**Work instructions:**
Reproduce the entries below in full, word for word.

- - - -

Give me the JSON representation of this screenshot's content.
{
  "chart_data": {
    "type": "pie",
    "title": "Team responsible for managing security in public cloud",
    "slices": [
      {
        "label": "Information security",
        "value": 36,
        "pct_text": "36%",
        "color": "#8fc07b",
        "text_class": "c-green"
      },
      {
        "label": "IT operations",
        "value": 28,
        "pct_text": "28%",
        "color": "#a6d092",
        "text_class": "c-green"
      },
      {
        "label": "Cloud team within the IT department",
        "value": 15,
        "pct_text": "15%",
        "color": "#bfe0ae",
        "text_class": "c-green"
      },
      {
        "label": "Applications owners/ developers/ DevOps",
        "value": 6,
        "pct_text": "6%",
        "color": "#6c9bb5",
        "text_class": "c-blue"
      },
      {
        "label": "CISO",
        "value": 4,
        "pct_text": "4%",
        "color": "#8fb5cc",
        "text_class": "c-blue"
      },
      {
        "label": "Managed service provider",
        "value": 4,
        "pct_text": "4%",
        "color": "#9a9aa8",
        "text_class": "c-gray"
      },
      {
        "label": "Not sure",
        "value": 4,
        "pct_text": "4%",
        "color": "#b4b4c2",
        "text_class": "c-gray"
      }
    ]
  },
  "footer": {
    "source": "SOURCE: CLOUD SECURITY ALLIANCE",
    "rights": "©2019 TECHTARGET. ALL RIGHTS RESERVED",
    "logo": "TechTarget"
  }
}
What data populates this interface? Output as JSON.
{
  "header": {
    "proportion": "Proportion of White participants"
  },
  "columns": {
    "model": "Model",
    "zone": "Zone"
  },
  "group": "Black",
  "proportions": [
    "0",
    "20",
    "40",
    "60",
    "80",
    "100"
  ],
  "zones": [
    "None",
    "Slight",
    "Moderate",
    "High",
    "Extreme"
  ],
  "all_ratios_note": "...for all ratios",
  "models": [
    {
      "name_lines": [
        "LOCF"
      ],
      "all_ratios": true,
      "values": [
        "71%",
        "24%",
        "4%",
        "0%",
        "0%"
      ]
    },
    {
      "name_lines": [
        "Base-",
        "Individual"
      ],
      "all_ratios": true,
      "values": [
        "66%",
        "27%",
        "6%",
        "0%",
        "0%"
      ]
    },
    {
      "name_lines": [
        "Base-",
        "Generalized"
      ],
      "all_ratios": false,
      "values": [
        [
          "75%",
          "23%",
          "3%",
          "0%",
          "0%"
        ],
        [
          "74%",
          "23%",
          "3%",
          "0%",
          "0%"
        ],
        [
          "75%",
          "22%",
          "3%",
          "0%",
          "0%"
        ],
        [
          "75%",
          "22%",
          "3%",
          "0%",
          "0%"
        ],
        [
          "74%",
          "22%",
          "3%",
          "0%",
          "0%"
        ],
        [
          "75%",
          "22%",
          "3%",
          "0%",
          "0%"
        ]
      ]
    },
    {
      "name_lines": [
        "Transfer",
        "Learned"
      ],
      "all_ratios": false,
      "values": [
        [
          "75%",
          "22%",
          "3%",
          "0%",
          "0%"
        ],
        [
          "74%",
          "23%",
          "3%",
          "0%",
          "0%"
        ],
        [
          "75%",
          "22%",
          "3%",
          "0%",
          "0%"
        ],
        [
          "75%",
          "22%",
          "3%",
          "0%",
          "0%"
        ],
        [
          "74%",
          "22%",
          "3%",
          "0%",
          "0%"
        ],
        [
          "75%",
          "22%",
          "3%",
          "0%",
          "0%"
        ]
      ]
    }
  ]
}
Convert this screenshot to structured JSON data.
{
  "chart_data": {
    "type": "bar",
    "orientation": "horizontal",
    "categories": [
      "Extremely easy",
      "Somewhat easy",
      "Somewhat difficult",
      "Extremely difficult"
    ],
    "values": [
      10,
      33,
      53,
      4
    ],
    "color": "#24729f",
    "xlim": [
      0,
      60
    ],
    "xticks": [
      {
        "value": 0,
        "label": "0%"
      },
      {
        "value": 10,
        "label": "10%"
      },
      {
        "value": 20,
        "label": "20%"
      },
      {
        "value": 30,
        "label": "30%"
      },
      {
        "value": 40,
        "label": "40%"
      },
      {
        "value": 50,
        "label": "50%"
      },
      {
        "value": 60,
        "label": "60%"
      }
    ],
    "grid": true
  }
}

- - - -

**Full answer:**
Give me the JSON representation of this screenshot's content.
{
  "chart_data": {
    "type": "pie",
    "title": "Team responsible for managing security in public cloud",
    "slices": [
      {
        "label": "Information security",
        "value": 36,
        "pct_text": "36%",
        "color": "#8fc07b",
        "text_class": "c-green"
      },
      {
        "label": "IT operations",
        "value": 28,
        "pct_text": "28%",
        "color": "#a6d092",
        "text_class": "c-green"
      },
      {
        "label": "Cloud team within the IT department",
        "value": 15,
        "pct_text": "15%",
        "color": "#bfe0ae",
        "text_class": "c-green"
      },
      {
        "label": "Applications owners/ developers/ DevOps",
        "value": 6,
        "pct_text": "6%",
        "color": "#6c9bb5",
        "text_class": "c-blue"
      },
      {
        "label": "CISO",
        "value": 4,
        "pct_text": "4%",
        "color": "#8fb5cc",
        "text_class": "c-blue"
      },
      {
        "label": "Managed service provider",
        "value": 4,
        "pct_text": "4%",
        "color": "#9a9aa8",
        "text_class": "c-gray"
      },
      {
        "label": "Not sure",
        "value": 4,
        "pct_text": "4%",
        "color": "#b4b4c2",
        "text_class": "c-gray"
      }
    ]
  },
  "footer": {
    "source": "SOURCE: CLOUD SECURITY ALLIANCE",
    "rights": "©2019 TECHTARGET. ALL RIGHTS RESERVED",
    "logo": "TechTarget"
  }
}
What data populates this interface? Output as JSON.
{
  "header": {
    "proportion": "Proportion of White participants"
  },
  "columns": {
    "model": "Model",
    "zone": "Zone"
  },
  "group": "Black",
  "proportions": [
    "0",
    "20",
    "40",
    "60",
    "80",
    "100"
  ],
  "zones": [
    "None",
    "Slight",
    "Moderate",
    "High",
    "Extreme"
  ],
  "all_ratios_note": "...for all ratios",
  "models": [
    {
      "name_lines": [
        "LOCF"
      ],
      "all_ratios": true,
      "values": [
        "71%",
        "24%",
        "4%",
        "0%",
        "0%"
      ]
    },
    {
      "name_lines": [
        "Base-",
        "Individual"
      ],
      "all_ratios": true,
      "values": [
        "66%",
        "27%",
        "6%",
        "0%",
        "0%"
      ]
    },
    {
      "name_lines": [
        "Base-",
        "Generalized"
      ],
      "all_ratios": false,
      "values": [
        [
          "75%",
          "23%",
          "3%",
          "0%",
          "0%"
        ],
        [
          "74%",
          "23%",
          "3%",
          "0%",
          "0%"
        ],
        [
          "75%",
          "22%",
          "3%",
          "0%",
          "0%"
        ],
        [
          "75%",
          "22%",
          "3%",
          "0%",
          "0%"
        ],
        [
          "74%",
          "22%",
          "3%",
          "0%",
          "0%"
        ],
        [
          "75%",
          "22%",
          "3%",
          "0%",
          "0%"
        ]
      ]
    },
    {
      "name_lines": [
        "Transfer",
        "Learned"
      ],
      "all_ratios": false,
      "values": [
        [
          "75%",
          "22%",
          "3%",
          "0%",
          "0%"
        ],
        [
          "74%",
          "23%",
          "3%",
          "0%",
          "0%"
        ],
        [
          "75%",
          "22%",
          "3%",
          "0%",
          "0%"
        ],
        [
          "75%",
          "22%",
          "3%",
          "0%",
          "0%"
        ],
        [
          "74%",
          "22%",
          "3%",
          "0%",
          "0%"
        ],
        [
          "75%",
          "22%",
          "3%",
          "0%",
          "0%"
        ]
      ]
    }
  ]
}
Convert this screenshot to structured JSON data.
{
  "chart_data": {
    "type": "bar",
    "orientation": "horizontal",
    "categories": [
      "Extremely easy",
      "Somewhat easy",
      "Somewhat difficult",
      "Extremely difficult"
    ],
    "values": [
      10,
      33,
      53,
      4
    ],
    "color": "#24729f",
    "xlim": [
      0,
      60
    ],
    "xticks": [
      {
        "value": 0,
        "label": "0%"
      },
      {
        "value": 10,
        "label": "10%"
      },
      {
        "value": 20,
        "label": "20%"
      },
      {
        "value": 30,
        "label": "30%"
      },
      {
        "value": 40,
        "label": "40%"
      },
      {
        "value": 50,
        "label": "50%"
      },
      {
        "value": 60,
        "label": "60%"
      }
    ],
    "grid": true
  }
}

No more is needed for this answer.